** begin **

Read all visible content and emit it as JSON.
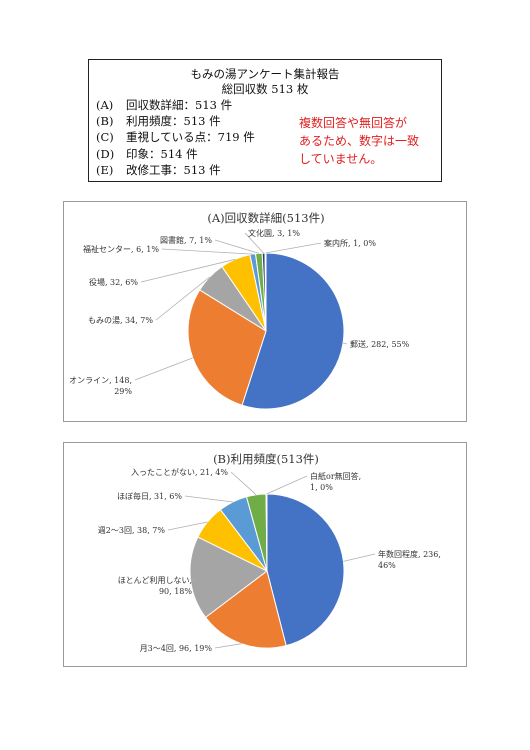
{
  "summary": {
    "title": "もみの湯アンケート集計報告",
    "subtitle": "総回収数 513 枚",
    "items": [
      {
        "key": "(A)",
        "text": "回収数詳細：513 件"
      },
      {
        "key": "(B)",
        "text": "利用頻度：513 件"
      },
      {
        "key": "(C)",
        "text": "重視している点：719 件"
      },
      {
        "key": "(D)",
        "text": "印象：514 件"
      },
      {
        "key": "(E)",
        "text": "改修工事：513 件"
      }
    ],
    "note": [
      "複数回答や無回答が",
      "あるため、数字は一致",
      "していません。"
    ],
    "note_color": "#e02020"
  },
  "chart_data": [
    {
      "type": "pie",
      "title": "(A)回収数詳細(513件)",
      "categories": [
        "郵送",
        "オンライン",
        "もみの湯",
        "役場",
        "福祉センター",
        "図書館",
        "文化園",
        "案内所"
      ],
      "values": [
        282,
        148,
        34,
        32,
        6,
        7,
        3,
        1
      ],
      "percents": [
        "55%",
        "29%",
        "7%",
        "6%",
        "1%",
        "1%",
        "1%",
        "0%"
      ],
      "labels": [
        [
          "郵送, 282, 55%"
        ],
        [
          "オンライン, 148,",
          "29%"
        ],
        [
          "もみの湯, 34, 7%"
        ],
        [
          "役場, 32, 6%"
        ],
        [
          "福祉センター, 6, 1%"
        ],
        [
          "図書館, 7, 1%"
        ],
        [
          "文化園, 3, 1%"
        ],
        [
          "案内所, 1, 0%"
        ]
      ],
      "colors": [
        "#4472c4",
        "#ed7d31",
        "#a5a5a5",
        "#ffc000",
        "#5b9bd5",
        "#70ad47",
        "#264478",
        "#9e480e"
      ],
      "legend": "none"
    },
    {
      "type": "pie",
      "title": "(B)利用頻度(513件)",
      "categories": [
        "年数回程度",
        "月3～4回",
        "ほとんど利用しない",
        "週2～3回",
        "ほぼ毎日",
        "入ったことがない",
        "白紙or無回答"
      ],
      "values": [
        236,
        96,
        90,
        38,
        31,
        21,
        1
      ],
      "percents": [
        "46%",
        "19%",
        "18%",
        "7%",
        "6%",
        "4%",
        "0%"
      ],
      "labels": [
        [
          "年数回程度, 236,",
          "46%"
        ],
        [
          "月3～4回, 96, 19%"
        ],
        [
          "ほとんど利用しない,",
          "90, 18%"
        ],
        [
          "週2～3回, 38, 7%"
        ],
        [
          "ほぼ毎日, 31, 6%"
        ],
        [
          "入ったことがない, 21, 4%"
        ],
        [
          "白紙or無回答,",
          "1, 0%"
        ]
      ],
      "colors": [
        "#4472c4",
        "#ed7d31",
        "#a5a5a5",
        "#ffc000",
        "#5b9bd5",
        "#70ad47",
        "#264478"
      ],
      "legend": "none"
    }
  ]
}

** end **

**Aim**
Above are records with pictures; repeat the records exactly and leave the pictures out.

**Solution for this problem**
Read all visible content and emit it as JSON.
{
  "summary": {
    "title": "もみの湯アンケート集計報告",
    "subtitle": "総回収数 513 枚",
    "items": [
      {
        "key": "(A)",
        "text": "回収数詳細：513 件"
      },
      {
        "key": "(B)",
        "text": "利用頻度：513 件"
      },
      {
        "key": "(C)",
        "text": "重視している点：719 件"
      },
      {
        "key": "(D)",
        "text": "印象：514 件"
      },
      {
        "key": "(E)",
        "text": "改修工事：513 件"
      }
    ],
    "note": [
      "複数回答や無回答が",
      "あるため、数字は一致",
      "していません。"
    ],
    "note_color": "#e02020"
  },
  "chart_data": [
    {
      "type": "pie",
      "title": "(A)回収数詳細(513件)",
      "categories": [
        "郵送",
        "オンライン",
        "もみの湯",
        "役場",
        "福祉センター",
        "図書館",
        "文化園",
        "案内所"
      ],
      "values": [
        282,
        148,
        34,
        32,
        6,
        7,
        3,
        1
      ],
      "percents": [
        "55%",
        "29%",
        "7%",
        "6%",
        "1%",
        "1%",
        "1%",
        "0%"
      ],
      "labels": [
        [
          "郵送, 282, 55%"
        ],
        [
          "オンライン, 148,",
          "29%"
        ],
        [
          "もみの湯, 34, 7%"
        ],
        [
          "役場, 32, 6%"
        ],
        [
          "福祉センター, 6, 1%"
        ],
        [
          "図書館, 7, 1%"
        ],
        [
          "文化園, 3, 1%"
        ],
        [
          "案内所, 1, 0%"
        ]
      ],
      "colors": [
        "#4472c4",
        "#ed7d31",
        "#a5a5a5",
        "#ffc000",
        "#5b9bd5",
        "#70ad47",
        "#264478",
        "#9e480e"
      ],
      "legend": "none"
    },
    {
      "type": "pie",
      "title": "(B)利用頻度(513件)",
      "categories": [
        "年数回程度",
        "月3～4回",
        "ほとんど利用しない",
        "週2～3回",
        "ほぼ毎日",
        "入ったことがない",
        "白紙or無回答"
      ],
      "values": [
        236,
        96,
        90,
        38,
        31,
        21,
        1
      ],
      "percents": [
        "46%",
        "19%",
        "18%",
        "7%",
        "6%",
        "4%",
        "0%"
      ],
      "labels": [
        [
          "年数回程度, 236,",
          "46%"
        ],
        [
          "月3～4回, 96, 19%"
        ],
        [
          "ほとんど利用しない,",
          "90, 18%"
        ],
        [
          "週2～3回, 38, 7%"
        ],
        [
          "ほぼ毎日, 31, 6%"
        ],
        [
          "入ったことがない, 21, 4%"
        ],
        [
          "白紙or無回答,",
          "1, 0%"
        ]
      ],
      "colors": [
        "#4472c4",
        "#ed7d31",
        "#a5a5a5",
        "#ffc000",
        "#5b9bd5",
        "#70ad47",
        "#264478"
      ],
      "legend": "none"
    }
  ]
}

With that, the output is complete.